Work to complete »
Write out the complete material exactly as it stands.

[Dataset excerpts]
========================================================================

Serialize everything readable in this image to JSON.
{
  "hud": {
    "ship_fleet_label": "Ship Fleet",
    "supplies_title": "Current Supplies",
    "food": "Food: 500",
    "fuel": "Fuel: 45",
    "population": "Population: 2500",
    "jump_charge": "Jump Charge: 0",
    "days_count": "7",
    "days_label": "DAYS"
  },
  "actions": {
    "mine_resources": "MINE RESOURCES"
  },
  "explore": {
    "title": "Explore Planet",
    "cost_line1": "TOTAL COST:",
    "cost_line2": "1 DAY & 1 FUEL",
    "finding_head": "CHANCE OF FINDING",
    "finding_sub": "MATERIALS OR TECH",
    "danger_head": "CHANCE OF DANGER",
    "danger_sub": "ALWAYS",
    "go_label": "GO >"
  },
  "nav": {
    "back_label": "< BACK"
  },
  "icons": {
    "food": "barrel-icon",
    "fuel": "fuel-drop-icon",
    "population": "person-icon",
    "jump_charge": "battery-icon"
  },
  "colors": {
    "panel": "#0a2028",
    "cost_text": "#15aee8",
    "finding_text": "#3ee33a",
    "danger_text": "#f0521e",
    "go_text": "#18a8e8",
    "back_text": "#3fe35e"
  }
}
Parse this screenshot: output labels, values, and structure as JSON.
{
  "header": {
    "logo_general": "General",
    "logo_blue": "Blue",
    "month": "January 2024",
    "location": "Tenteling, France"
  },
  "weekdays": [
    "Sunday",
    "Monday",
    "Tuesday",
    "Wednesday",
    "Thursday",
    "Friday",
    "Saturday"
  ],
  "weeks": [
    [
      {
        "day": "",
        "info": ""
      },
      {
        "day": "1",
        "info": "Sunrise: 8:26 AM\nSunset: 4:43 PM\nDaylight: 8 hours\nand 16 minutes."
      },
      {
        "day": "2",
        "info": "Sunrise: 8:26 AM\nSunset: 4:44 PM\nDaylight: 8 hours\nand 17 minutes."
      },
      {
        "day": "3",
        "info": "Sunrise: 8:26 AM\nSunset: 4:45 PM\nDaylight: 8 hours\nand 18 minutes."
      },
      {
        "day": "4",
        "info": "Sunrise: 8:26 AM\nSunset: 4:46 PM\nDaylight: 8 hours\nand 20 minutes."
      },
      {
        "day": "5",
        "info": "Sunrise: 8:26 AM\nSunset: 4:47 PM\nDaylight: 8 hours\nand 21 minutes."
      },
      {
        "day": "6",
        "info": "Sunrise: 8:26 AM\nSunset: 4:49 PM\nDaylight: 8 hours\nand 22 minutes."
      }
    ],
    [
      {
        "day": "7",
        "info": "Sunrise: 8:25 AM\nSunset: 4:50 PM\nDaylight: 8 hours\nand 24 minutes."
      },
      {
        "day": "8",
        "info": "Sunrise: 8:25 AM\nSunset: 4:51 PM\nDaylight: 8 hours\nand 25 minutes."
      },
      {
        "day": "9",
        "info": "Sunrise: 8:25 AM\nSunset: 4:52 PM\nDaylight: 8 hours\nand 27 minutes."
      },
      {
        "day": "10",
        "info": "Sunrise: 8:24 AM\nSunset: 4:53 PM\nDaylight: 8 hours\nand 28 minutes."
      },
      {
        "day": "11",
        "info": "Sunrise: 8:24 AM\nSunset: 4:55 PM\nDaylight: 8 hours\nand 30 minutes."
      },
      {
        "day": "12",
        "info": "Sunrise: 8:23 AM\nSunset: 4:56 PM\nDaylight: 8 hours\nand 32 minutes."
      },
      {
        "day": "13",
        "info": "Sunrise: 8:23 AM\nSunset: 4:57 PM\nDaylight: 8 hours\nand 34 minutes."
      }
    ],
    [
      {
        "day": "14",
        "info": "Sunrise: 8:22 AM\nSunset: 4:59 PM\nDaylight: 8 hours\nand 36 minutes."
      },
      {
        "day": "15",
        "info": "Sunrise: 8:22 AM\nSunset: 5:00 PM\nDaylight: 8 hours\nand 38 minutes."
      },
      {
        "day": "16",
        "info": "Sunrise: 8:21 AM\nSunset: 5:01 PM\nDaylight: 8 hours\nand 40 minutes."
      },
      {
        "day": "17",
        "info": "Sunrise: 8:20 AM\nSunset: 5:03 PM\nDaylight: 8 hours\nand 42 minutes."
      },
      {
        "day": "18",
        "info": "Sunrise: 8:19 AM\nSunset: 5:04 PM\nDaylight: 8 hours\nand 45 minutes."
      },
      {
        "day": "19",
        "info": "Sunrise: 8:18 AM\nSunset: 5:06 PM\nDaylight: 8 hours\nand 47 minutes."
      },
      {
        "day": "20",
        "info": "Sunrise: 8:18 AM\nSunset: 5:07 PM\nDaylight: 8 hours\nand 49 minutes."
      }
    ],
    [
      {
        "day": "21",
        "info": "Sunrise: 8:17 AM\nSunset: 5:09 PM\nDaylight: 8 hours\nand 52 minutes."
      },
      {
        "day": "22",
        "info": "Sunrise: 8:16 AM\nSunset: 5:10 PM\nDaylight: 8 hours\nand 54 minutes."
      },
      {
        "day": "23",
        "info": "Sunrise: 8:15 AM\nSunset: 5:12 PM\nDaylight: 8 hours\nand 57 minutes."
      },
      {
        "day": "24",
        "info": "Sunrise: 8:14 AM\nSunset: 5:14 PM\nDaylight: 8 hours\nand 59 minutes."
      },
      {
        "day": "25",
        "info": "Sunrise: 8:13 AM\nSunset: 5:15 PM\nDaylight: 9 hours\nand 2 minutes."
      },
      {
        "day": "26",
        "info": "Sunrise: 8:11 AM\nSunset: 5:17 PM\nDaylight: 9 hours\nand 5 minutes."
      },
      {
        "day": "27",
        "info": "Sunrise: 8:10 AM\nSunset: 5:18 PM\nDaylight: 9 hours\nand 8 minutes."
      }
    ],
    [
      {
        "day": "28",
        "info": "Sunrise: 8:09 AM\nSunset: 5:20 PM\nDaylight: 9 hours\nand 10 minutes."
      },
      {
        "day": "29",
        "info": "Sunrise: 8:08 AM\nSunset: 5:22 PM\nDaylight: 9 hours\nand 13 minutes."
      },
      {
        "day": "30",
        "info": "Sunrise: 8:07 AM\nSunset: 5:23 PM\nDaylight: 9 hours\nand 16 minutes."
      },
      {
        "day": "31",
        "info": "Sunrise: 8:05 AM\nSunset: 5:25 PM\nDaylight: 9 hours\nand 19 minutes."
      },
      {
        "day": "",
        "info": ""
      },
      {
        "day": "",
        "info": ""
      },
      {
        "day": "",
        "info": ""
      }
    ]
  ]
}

========================================================================

Result of the task »
Serialize everything readable in this image to JSON.
{
  "hud": {
    "ship_fleet_label": "Ship Fleet",
    "supplies_title": "Current Supplies",
    "food": "Food: 500",
    "fuel": "Fuel: 45",
    "population": "Population: 2500",
    "jump_charge": "Jump Charge: 0",
    "days_count": "7",
    "days_label": "DAYS"
  },
  "actions": {
    "mine_resources": "MINE RESOURCES"
  },
  "explore": {
    "title": "Explore Planet",
    "cost_line1": "TOTAL COST:",
    "cost_line2": "1 DAY & 1 FUEL",
    "finding_head": "CHANCE OF FINDING",
    "finding_sub": "MATERIALS OR TECH",
    "danger_head": "CHANCE OF DANGER",
    "danger_sub": "ALWAYS",
    "go_label": "GO >"
  },
  "nav": {
    "back_label": "< BACK"
  },
  "icons": {
    "food": "barrel-icon",
    "fuel": "fuel-drop-icon",
    "population": "person-icon",
    "jump_charge": "battery-icon"
  },
  "colors": {
    "panel": "#0a2028",
    "cost_text": "#15aee8",
    "finding_text": "#3ee33a",
    "danger_text": "#f0521e",
    "go_text": "#18a8e8",
    "back_text": "#3fe35e"
  }
}
Parse this screenshot: output labels, values, and structure as JSON.
{
  "header": {
    "logo_general": "General",
    "logo_blue": "Blue",
    "month": "January 2024",
    "location": "Tenteling, France"
  },
  "weekdays": [
    "Sunday",
    "Monday",
    "Tuesday",
    "Wednesday",
    "Thursday",
    "Friday",
    "Saturday"
  ],
  "weeks": [
    [
      {
        "day": "",
        "info": ""
      },
      {
        "day": "1",
        "info": "Sunrise: 8:26 AM\nSunset: 4:43 PM\nDaylight: 8 hours\nand 16 minutes."
      },
      {
        "day": "2",
        "info": "Sunrise: 8:26 AM\nSunset: 4:44 PM\nDaylight: 8 hours\nand 17 minutes."
      },
      {
        "day": "3",
        "info": "Sunrise: 8:26 AM\nSunset: 4:45 PM\nDaylight: 8 hours\nand 18 minutes."
      },
      {
        "day": "4",
        "info": "Sunrise: 8:26 AM\nSunset: 4:46 PM\nDaylight: 8 hours\nand 20 minutes."
      },
      {
        "day": "5",
        "info": "Sunrise: 8:26 AM\nSunset: 4:47 PM\nDaylight: 8 hours\nand 21 minutes."
      },
      {
        "day": "6",
        "info": "Sunrise: 8:26 AM\nSunset: 4:49 PM\nDaylight: 8 hours\nand 22 minutes."
      }
    ],
    [
      {
        "day": "7",
        "info": "Sunrise: 8:25 AM\nSunset: 4:50 PM\nDaylight: 8 hours\nand 24 minutes."
      },
      {
        "day": "8",
        "info": "Sunrise: 8:25 AM\nSunset: 4:51 PM\nDaylight: 8 hours\nand 25 minutes."
      },
      {
        "day": "9",
        "info": "Sunrise: 8:25 AM\nSunset: 4:52 PM\nDaylight: 8 hours\nand 27 minutes."
      },
      {
        "day": "10",
        "info": "Sunrise: 8:24 AM\nSunset: 4:53 PM\nDaylight: 8 hours\nand 28 minutes."
      },
      {
        "day": "11",
        "info": "Sunrise: 8:24 AM\nSunset: 4:55 PM\nDaylight: 8 hours\nand 30 minutes."
      },
      {
        "day": "12",
        "info": "Sunrise: 8:23 AM\nSunset: 4:56 PM\nDaylight: 8 hours\nand 32 minutes."
      },
      {
        "day": "13",
        "info": "Sunrise: 8:23 AM\nSunset: 4:57 PM\nDaylight: 8 hours\nand 34 minutes."
      }
    ],
    [
      {
        "day": "14",
        "info": "Sunrise: 8:22 AM\nSunset: 4:59 PM\nDaylight: 8 hours\nand 36 minutes."
      },
      {
        "day": "15",
        "info": "Sunrise: 8:22 AM\nSunset: 5:00 PM\nDaylight: 8 hours\nand 38 minutes."
      },
      {
        "day": "16",
        "info": "Sunrise: 8:21 AM\nSunset: 5:01 PM\nDaylight: 8 hours\nand 40 minutes."
      },
      {
        "day": "17",
        "info": "Sunrise: 8:20 AM\nSunset: 5:03 PM\nDaylight: 8 hours\nand 42 minutes."
      },
      {
        "day": "18",
        "info": "Sunrise: 8:19 AM\nSunset: 5:04 PM\nDaylight: 8 hours\nand 45 minutes."
      },
      {
        "day": "19",
        "info": "Sunrise: 8:18 AM\nSunset: 5:06 PM\nDaylight: 8 hours\nand 47 minutes."
      },
      {
        "day": "20",
        "info": "Sunrise: 8:18 AM\nSunset: 5:07 PM\nDaylight: 8 hours\nand 49 minutes."
      }
    ],
    [
      {
        "day": "21",
        "info": "Sunrise: 8:17 AM\nSunset: 5:09 PM\nDaylight: 8 hours\nand 52 minutes."
      },
      {
        "day": "22",
        "info": "Sunrise: 8:16 AM\nSunset: 5:10 PM\nDaylight: 8 hours\nand 54 minutes."
      },
      {
        "day": "23",
        "info": "Sunrise: 8:15 AM\nSunset: 5:12 PM\nDaylight: 8 hours\nand 57 minutes."
      },
      {
        "day": "24",
        "info": "Sunrise: 8:14 AM\nSunset: 5:14 PM\nDaylight: 8 hours\nand 59 minutes."
      },
      {
        "day": "25",
        "info": "Sunrise: 8:13 AM\nSunset: 5:15 PM\nDaylight: 9 hours\nand 2 minutes."
      },
      {
        "day": "26",
        "info": "Sunrise: 8:11 AM\nSunset: 5:17 PM\nDaylight: 9 hours\nand 5 minutes."
      },
      {
        "day": "27",
        "info": "Sunrise: 8:10 AM\nSunset: 5:18 PM\nDaylight: 9 hours\nand 8 minutes."
      }
    ],
    [
      {
        "day": "28",
        "info": "Sunrise: 8:09 AM\nSunset: 5:20 PM\nDaylight: 9 hours\nand 10 minutes."
      },
      {
        "day": "29",
        "info": "Sunrise: 8:08 AM\nSunset: 5:22 PM\nDaylight: 9 hours\nand 13 minutes."
      },
      {
        "day": "30",
        "info": "Sunrise: 8:07 AM\nSunset: 5:23 PM\nDaylight: 9 hours\nand 16 minutes."
      },
      {
        "day": "31",
        "info": "Sunrise: 8:05 AM\nSunset: 5:25 PM\nDaylight: 9 hours\nand 19 minutes."
      },
      {
        "day": "",
        "info": ""
      },
      {
        "day": "",
        "info": ""
      },
      {
        "day": "",
        "info": ""
      }
    ]
  ]
}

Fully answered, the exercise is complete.